**CONSIGNE 1**:
Recopiez à l'identique le listing, depuis sa toute première ligne jusqu'à la ligne qui contient « - sdo-camarines-sur-logo-icon: [84, 855, 150, 921] », celle-ci comprise.

**EXTRAIT À LIRE**:

■ ■ ■

La périphérie impuissante se sent oubliée par le centre opportuniste qui se permet de faire des promesses sans lendemain à chaque fois qu’il y a un soulèvement. Le développement rural est considéré comme une plaisanterie, dans la mesure où chaque gouvernement en parle mais où aucun ne le met en œuvre sur le terrain.

Les pauvres ou ceux qui s’appauvrissent de plus en plus et qui n’ont pas d’aide en vue, survivent grâce à la solidarité de la famille élargie takaful al-ousari, rien de plus.

Les différences sociales

Nouvelle structure des classes sociales :

Après l’indépendance en 1956 et jusqu’en 1982, il y avait trois classes sociales au Maroc.

Les pauvres : composées en majorité de personnes vivant dans la périphérie, tant les habitants du monde rural que ceux des ceintures de pauvreté urbaine ou péri-urbaine. Il y a eu un bref répit pour les ruraux de 1948 à 1984 lorsque les nations européennes sont venues chercher de la main-d’œuvre bon marché en Afrique du Nord pour reconstruire l’Europe, détruite par Hitler durant la Deuxième Guerre mondiale, grâce à la générosité américaine du Plan Marshall. Cependant, depuis 1984, l’Europe a fermé ses portes à l’immigration légale et les populations de la périphérie marocaine sont retournées à leur pauvreté et à leurs souffrances ancestrales, dans un silence assourdissant et un désintérêt total de l’establishment.

■ ■ ■

Données de placement des éléments:

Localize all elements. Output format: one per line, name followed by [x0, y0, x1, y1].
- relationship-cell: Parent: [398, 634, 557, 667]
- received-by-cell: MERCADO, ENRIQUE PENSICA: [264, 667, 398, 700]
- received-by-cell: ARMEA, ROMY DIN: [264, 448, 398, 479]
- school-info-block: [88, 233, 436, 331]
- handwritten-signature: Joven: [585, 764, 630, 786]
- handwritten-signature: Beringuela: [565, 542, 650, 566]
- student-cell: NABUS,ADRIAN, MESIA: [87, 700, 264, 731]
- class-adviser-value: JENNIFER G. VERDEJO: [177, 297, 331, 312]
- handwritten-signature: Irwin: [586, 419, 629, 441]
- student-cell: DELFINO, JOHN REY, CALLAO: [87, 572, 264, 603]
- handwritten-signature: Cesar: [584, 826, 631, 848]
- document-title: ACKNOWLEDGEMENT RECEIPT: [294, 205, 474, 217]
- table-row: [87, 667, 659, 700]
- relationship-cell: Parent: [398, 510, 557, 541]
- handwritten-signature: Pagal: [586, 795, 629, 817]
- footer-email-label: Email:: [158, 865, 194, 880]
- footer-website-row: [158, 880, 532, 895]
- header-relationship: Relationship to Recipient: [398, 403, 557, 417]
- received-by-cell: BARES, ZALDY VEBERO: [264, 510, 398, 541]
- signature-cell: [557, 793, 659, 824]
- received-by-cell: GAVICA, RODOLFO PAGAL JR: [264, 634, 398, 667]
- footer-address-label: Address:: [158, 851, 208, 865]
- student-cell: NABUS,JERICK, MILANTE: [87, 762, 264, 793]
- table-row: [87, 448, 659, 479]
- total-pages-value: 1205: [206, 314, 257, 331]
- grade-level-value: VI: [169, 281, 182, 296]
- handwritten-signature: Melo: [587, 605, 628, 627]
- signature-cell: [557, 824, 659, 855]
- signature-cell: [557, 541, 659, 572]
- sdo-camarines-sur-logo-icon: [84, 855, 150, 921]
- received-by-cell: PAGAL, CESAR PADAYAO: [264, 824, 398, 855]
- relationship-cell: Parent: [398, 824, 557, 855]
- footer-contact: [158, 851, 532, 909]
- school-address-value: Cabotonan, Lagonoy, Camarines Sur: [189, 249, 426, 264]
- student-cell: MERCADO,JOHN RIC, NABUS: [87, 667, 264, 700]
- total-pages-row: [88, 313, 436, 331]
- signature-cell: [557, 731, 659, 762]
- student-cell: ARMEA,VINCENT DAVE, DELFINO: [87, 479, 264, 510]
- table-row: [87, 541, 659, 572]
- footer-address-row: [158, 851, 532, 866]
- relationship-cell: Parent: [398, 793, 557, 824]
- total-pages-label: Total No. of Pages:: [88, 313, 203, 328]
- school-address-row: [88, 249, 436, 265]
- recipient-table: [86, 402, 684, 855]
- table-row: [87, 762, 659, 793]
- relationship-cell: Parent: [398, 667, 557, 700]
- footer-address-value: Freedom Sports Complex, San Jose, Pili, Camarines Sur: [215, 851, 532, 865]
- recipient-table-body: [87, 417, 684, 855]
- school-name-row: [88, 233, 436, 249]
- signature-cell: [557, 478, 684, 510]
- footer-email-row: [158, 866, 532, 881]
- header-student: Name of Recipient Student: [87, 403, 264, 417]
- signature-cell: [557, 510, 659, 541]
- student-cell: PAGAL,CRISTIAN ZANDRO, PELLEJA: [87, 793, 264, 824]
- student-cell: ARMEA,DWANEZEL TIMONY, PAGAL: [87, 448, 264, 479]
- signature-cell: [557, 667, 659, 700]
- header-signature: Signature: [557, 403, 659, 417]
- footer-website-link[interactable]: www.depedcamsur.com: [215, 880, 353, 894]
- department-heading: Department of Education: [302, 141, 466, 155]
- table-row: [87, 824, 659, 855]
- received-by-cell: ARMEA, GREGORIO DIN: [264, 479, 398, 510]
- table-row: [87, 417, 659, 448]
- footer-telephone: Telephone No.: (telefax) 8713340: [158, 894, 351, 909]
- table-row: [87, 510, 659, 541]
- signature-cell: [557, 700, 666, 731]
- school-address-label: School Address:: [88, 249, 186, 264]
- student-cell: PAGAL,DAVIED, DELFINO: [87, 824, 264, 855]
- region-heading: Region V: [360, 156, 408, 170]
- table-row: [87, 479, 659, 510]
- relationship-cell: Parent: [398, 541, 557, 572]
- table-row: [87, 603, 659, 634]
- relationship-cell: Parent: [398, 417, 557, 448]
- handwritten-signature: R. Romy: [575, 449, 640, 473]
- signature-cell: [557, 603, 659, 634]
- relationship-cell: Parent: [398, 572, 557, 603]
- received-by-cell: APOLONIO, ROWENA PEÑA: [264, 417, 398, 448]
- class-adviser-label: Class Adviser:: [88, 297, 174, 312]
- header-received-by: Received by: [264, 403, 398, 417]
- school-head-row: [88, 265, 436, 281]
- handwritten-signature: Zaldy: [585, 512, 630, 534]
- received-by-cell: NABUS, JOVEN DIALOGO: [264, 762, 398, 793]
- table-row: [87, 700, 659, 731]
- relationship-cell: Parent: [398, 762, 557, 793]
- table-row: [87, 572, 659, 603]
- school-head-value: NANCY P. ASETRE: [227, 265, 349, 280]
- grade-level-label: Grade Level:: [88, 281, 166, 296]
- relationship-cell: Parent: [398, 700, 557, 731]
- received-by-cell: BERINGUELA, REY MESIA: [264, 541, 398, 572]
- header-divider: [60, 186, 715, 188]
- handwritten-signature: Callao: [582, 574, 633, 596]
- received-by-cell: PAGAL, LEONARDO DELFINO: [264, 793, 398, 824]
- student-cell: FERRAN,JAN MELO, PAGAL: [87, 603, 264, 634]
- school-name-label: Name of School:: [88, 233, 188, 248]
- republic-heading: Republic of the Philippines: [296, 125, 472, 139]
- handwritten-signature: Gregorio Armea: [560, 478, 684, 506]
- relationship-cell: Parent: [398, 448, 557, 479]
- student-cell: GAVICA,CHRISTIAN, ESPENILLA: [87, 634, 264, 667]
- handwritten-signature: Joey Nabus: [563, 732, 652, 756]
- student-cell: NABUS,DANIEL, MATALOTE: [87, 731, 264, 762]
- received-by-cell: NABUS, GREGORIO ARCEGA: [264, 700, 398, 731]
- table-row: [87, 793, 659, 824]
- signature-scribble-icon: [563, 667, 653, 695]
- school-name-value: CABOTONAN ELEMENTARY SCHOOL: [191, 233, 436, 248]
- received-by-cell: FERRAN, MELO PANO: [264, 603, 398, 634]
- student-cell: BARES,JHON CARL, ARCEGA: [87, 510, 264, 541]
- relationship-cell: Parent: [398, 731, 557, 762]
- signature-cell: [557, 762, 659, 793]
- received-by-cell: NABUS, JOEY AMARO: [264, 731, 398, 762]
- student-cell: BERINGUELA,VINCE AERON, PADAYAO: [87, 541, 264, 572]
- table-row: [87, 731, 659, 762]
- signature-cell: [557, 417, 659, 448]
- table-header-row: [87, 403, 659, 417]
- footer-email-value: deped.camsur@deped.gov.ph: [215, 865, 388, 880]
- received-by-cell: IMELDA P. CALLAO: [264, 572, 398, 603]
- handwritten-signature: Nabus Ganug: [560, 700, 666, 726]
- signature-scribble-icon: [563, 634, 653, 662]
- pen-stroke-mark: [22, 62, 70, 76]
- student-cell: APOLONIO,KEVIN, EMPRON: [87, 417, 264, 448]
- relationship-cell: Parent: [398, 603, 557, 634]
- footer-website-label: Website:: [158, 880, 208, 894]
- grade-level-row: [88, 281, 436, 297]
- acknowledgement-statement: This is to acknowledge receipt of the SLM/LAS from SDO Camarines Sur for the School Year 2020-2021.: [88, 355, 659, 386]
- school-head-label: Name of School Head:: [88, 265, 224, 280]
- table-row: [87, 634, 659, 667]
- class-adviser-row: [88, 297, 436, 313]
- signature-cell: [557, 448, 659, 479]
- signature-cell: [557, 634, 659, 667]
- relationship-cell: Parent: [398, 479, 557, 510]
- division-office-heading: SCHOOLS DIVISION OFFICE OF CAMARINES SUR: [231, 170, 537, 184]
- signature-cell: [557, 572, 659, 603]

■ ■ ■

**CONSIGNE 2**:
Transcrivez mot pour mot tout le passage de l'extrait sur les classes sociales au Maroc allant de « Après l’indépendance en » jusqu'à « total de l’establishment. », ces deux bornes comprises.

**RÉPONSE ATTENDUE 1**:
Localize all elements. Output format: one per line, name followed by [x0, y0, x1, y1].
- relationship-cell: Parent: [398, 634, 557, 667]
- received-by-cell: MERCADO, ENRIQUE PENSICA: [264, 667, 398, 700]
- received-by-cell: ARMEA, ROMY DIN: [264, 448, 398, 479]
- school-info-block: [88, 233, 436, 331]
- handwritten-signature: Joven: [585, 764, 630, 786]
- handwritten-signature: Beringuela: [565, 542, 650, 566]
- student-cell: NABUS,ADRIAN, MESIA: [87, 700, 264, 731]
- class-adviser-value: JENNIFER G. VERDEJO: [177, 297, 331, 312]
- handwritten-signature: Irwin: [586, 419, 629, 441]
- student-cell: DELFINO, JOHN REY, CALLAO: [87, 572, 264, 603]
- handwritten-signature: Cesar: [584, 826, 631, 848]
- document-title: ACKNOWLEDGEMENT RECEIPT: [294, 205, 474, 217]
- table-row: [87, 667, 659, 700]
- relationship-cell: Parent: [398, 510, 557, 541]
- handwritten-signature: Pagal: [586, 795, 629, 817]
- footer-email-label: Email:: [158, 865, 194, 880]
- footer-website-row: [158, 880, 532, 895]
- header-relationship: Relationship to Recipient: [398, 403, 557, 417]
- received-by-cell: BARES, ZALDY VEBERO: [264, 510, 398, 541]
- signature-cell: [557, 793, 659, 824]
- received-by-cell: GAVICA, RODOLFO PAGAL JR: [264, 634, 398, 667]
- footer-address-label: Address:: [158, 851, 208, 865]
- student-cell: NABUS,JERICK, MILANTE: [87, 762, 264, 793]
- table-row: [87, 448, 659, 479]
- total-pages-value: 1205: [206, 314, 257, 331]
- grade-level-value: VI: [169, 281, 182, 296]
- handwritten-signature: Melo: [587, 605, 628, 627]
- signature-cell: [557, 824, 659, 855]
- signature-cell: [557, 541, 659, 572]
- sdo-camarines-sur-logo-icon: [84, 855, 150, 921]

**RÉPONSE ATTENDUE 2**:
Après l’indépendance en 1956 et jusqu’en 1982, il y avait trois classes sociales au Maroc.

Les pauvres : composées en majorité de personnes vivant dans la périphérie, tant les habitants du monde rural que ceux des ceintures de pauvreté urbaine ou péri-urbaine. Il y a eu un bref répit pour les ruraux de 1948 à 1984 lorsque les nations européennes sont venues chercher de la main-d’œuvre bon marché en Afrique du Nord pour reconstruire l’Europe, détruite par Hitler durant la Deuxième Guerre mondiale, grâce à la générosité américaine du Plan Marshall. Cependant, depuis 1984, l’Europe a fermé ses portes à l’immigration légale et les populations de la périphérie marocaine sont retournées à leur pauvreté et à leurs souffrances ancestrales, dans un silence assourdissant et un désintérêt total de l’establishment.